— START Information given —
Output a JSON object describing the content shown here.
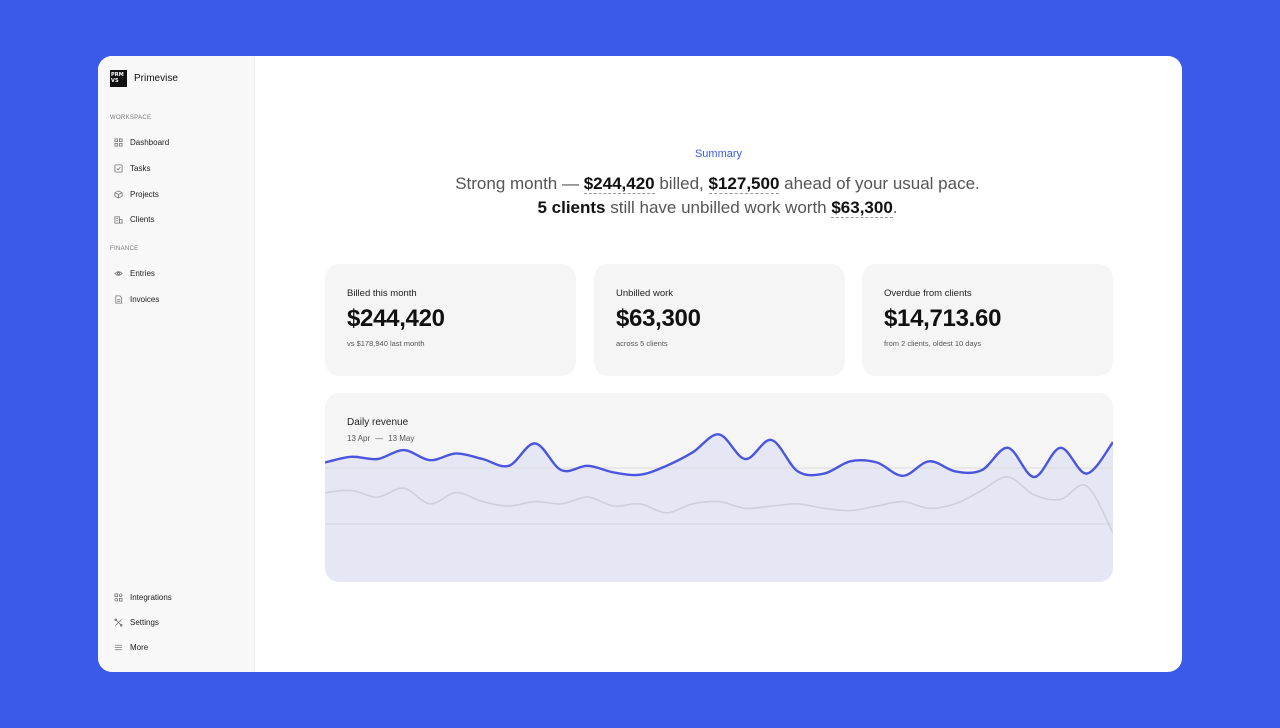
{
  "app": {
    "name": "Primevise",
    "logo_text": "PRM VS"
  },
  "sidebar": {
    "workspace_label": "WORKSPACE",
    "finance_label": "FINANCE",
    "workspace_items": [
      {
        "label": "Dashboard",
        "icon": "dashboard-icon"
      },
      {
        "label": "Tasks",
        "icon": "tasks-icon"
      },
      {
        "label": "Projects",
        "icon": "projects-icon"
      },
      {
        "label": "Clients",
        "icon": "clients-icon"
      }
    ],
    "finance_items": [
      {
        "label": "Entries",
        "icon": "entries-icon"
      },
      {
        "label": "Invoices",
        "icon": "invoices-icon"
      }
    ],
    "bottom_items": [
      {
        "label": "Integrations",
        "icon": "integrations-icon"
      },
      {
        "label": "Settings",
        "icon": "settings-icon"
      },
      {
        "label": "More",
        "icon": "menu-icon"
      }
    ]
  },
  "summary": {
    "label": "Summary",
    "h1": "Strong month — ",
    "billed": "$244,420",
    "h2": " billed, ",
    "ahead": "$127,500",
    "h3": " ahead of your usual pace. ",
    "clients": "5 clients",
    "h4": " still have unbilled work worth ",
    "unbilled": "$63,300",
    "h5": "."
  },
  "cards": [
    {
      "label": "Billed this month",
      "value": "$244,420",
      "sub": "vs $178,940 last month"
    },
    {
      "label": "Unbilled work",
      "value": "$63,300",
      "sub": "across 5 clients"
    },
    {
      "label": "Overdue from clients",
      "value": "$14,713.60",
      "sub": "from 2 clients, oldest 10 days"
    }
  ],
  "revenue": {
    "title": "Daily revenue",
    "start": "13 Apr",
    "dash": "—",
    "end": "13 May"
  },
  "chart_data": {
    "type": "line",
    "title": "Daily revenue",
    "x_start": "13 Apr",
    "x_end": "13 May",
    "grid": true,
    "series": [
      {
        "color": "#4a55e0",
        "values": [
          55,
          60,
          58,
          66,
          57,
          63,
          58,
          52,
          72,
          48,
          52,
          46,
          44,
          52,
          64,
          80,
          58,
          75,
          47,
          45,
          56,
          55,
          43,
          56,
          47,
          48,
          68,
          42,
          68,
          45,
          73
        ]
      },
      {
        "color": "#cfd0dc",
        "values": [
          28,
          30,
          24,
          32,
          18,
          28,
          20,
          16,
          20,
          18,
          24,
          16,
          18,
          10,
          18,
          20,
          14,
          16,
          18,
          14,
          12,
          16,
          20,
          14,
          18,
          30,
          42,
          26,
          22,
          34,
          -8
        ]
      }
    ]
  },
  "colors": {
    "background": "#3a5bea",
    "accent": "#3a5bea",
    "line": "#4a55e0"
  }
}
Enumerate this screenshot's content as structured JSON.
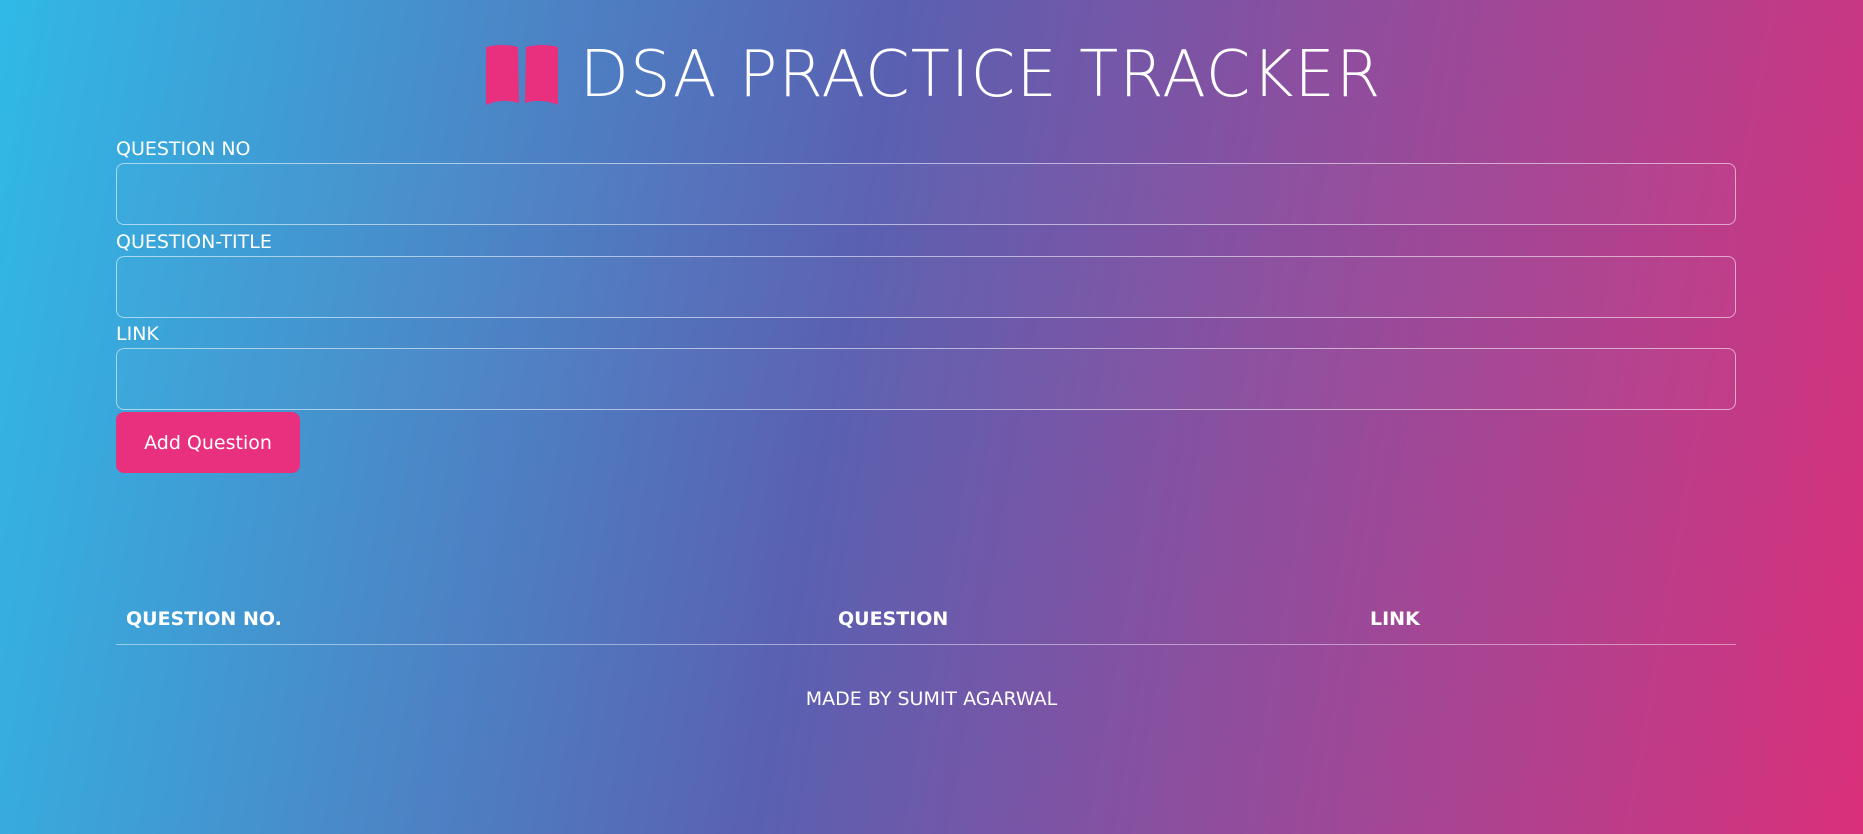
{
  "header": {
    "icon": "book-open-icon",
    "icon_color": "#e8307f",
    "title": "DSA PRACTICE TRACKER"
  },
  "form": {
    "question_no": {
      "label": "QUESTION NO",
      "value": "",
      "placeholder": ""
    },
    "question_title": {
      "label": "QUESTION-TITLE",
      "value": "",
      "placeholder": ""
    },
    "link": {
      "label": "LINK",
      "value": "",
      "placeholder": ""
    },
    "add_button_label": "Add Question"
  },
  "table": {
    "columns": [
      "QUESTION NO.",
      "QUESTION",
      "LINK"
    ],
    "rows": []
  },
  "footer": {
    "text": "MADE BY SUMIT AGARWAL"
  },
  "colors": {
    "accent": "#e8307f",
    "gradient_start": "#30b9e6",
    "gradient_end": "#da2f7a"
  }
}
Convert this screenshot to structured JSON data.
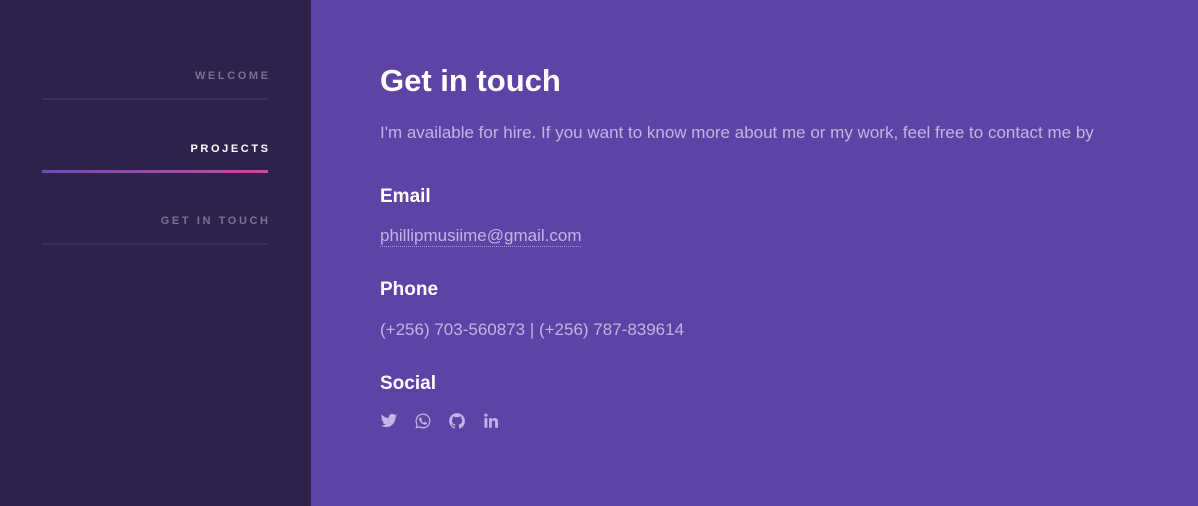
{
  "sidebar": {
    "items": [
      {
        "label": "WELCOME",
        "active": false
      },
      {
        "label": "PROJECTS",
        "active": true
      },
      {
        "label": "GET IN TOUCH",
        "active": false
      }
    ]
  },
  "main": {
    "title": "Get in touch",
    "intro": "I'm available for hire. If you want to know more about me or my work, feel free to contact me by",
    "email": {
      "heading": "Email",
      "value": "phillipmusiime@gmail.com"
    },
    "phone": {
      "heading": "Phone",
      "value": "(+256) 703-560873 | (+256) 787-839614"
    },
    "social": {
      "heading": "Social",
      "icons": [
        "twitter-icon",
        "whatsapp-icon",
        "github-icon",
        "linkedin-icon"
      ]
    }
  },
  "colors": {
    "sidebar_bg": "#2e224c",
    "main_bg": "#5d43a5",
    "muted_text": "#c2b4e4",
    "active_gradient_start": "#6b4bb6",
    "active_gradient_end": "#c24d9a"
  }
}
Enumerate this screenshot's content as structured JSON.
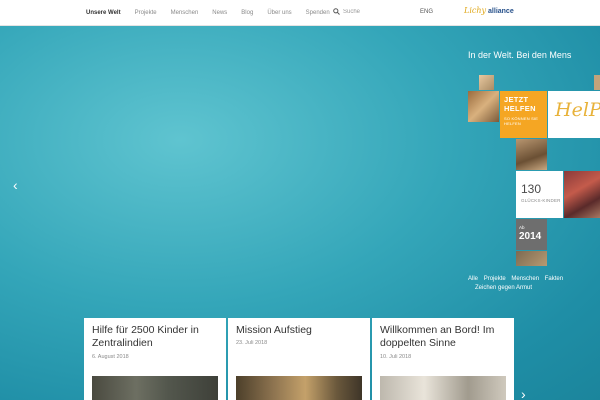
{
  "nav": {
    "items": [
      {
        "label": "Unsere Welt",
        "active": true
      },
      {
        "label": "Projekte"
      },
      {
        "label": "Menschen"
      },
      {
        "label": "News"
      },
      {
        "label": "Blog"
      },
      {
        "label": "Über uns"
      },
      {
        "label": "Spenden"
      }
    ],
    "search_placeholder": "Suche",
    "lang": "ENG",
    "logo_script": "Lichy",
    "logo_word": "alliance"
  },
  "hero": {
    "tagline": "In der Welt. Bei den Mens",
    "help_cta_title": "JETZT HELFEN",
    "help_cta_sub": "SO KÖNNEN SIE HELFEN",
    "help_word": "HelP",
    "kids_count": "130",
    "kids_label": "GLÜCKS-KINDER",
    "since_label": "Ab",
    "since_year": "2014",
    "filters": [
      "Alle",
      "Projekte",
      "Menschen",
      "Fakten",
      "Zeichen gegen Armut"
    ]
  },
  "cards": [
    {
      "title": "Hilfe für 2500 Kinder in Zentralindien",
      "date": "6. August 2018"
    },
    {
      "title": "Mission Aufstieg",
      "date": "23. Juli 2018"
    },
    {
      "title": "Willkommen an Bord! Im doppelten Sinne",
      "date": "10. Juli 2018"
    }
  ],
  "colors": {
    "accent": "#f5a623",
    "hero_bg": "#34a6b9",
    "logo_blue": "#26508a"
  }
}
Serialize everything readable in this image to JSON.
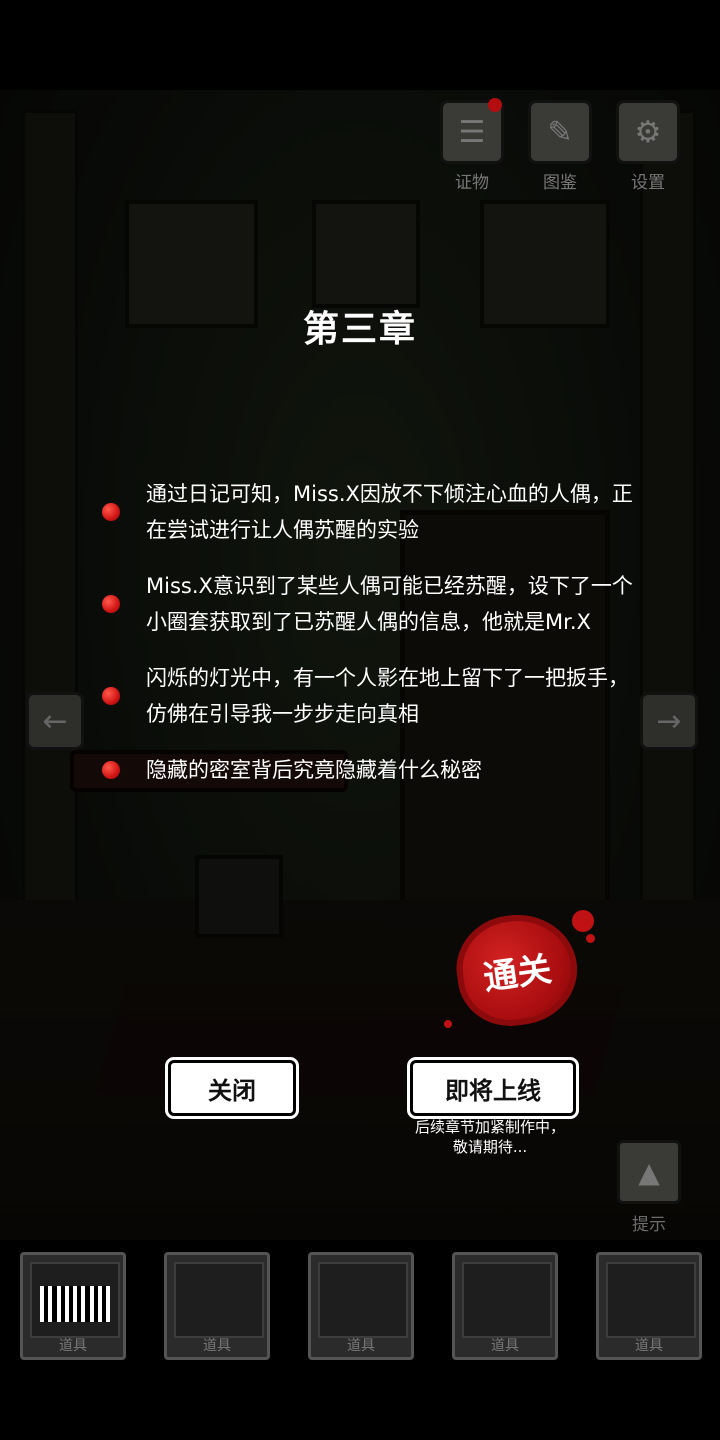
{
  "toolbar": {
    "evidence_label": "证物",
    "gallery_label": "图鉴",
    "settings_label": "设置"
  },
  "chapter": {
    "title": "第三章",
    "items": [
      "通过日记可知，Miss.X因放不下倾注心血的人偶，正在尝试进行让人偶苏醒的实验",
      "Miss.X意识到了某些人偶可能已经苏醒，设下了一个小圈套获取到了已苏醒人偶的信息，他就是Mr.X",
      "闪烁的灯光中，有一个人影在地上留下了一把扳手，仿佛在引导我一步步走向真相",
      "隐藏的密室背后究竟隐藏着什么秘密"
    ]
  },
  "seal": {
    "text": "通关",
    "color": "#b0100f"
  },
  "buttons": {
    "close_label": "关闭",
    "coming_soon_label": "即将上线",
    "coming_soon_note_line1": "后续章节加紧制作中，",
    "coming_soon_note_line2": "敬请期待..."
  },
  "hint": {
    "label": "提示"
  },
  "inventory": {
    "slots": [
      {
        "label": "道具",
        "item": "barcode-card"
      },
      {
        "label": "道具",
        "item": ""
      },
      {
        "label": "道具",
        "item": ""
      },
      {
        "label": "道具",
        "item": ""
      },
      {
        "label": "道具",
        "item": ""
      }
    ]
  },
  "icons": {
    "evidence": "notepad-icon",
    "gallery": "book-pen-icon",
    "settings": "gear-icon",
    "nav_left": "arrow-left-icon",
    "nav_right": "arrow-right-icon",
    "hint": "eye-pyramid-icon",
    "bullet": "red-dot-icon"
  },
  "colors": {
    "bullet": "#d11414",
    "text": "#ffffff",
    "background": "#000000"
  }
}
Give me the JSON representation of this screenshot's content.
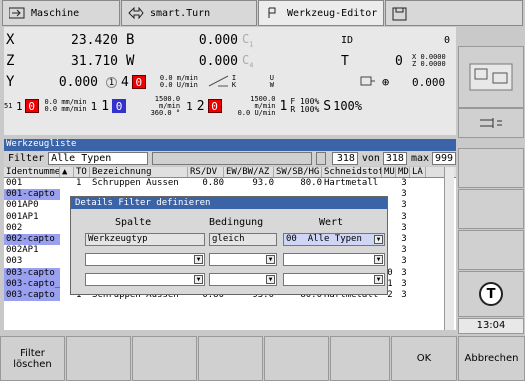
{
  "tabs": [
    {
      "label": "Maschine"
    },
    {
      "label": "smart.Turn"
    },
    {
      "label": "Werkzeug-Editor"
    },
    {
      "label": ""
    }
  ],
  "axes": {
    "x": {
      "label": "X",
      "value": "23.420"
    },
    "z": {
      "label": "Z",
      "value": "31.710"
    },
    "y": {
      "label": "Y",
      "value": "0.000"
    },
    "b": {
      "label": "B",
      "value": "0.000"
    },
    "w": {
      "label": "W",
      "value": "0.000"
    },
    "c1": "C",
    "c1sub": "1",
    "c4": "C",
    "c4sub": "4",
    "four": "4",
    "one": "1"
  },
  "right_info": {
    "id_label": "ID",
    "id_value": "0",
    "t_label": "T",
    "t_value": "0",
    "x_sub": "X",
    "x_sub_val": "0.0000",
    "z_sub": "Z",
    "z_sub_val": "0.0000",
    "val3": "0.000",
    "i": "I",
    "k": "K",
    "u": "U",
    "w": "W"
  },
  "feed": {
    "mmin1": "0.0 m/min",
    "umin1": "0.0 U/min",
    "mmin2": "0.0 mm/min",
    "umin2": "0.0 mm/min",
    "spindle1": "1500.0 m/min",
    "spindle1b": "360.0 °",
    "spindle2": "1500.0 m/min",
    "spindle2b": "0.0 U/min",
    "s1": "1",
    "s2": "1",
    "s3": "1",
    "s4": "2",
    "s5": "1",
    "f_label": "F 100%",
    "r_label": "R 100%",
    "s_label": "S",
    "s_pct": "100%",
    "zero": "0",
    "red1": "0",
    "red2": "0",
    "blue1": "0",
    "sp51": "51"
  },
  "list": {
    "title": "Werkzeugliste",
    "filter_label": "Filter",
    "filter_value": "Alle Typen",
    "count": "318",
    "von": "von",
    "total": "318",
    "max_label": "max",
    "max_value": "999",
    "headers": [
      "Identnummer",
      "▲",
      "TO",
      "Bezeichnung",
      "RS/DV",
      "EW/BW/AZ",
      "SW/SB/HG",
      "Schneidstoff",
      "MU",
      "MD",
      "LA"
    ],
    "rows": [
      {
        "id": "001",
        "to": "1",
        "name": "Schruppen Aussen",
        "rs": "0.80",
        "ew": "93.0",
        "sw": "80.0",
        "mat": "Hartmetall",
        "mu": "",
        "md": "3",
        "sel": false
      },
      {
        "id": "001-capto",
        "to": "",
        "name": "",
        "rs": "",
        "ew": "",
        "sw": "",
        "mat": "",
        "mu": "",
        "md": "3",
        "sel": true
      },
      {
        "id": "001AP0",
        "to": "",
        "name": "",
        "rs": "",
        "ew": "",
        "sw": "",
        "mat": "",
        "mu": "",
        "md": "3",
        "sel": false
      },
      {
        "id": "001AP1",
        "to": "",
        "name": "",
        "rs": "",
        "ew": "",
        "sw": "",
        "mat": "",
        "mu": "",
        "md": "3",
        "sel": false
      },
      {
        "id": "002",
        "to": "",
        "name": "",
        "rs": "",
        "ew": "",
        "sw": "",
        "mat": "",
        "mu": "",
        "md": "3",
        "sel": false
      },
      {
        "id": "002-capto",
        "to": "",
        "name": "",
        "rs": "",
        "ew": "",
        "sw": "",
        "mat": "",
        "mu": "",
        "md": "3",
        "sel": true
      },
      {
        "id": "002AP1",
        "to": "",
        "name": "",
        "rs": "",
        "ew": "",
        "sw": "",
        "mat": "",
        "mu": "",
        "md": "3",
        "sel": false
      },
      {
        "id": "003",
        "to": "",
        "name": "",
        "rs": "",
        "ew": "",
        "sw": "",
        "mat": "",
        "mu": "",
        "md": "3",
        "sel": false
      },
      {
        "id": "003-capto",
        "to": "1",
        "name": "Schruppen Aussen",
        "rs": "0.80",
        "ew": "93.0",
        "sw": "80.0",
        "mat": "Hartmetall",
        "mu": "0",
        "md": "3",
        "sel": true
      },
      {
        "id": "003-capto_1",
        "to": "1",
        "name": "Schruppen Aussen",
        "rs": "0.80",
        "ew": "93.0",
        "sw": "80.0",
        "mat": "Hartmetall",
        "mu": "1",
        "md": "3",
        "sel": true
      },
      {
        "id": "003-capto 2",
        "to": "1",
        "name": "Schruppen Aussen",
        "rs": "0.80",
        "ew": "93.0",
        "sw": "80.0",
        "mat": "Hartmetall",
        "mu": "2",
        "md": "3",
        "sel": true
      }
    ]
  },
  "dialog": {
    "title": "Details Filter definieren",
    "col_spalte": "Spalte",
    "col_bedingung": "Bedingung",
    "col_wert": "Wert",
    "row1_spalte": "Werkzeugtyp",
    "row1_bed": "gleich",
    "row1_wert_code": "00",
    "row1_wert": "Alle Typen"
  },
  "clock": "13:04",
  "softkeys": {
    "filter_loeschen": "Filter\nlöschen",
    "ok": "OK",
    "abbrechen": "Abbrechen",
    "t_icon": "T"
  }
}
— END Information given —
Stated exercise: Compute how many lines include the string "Welt", then give that number by itself.

Result for this task: 2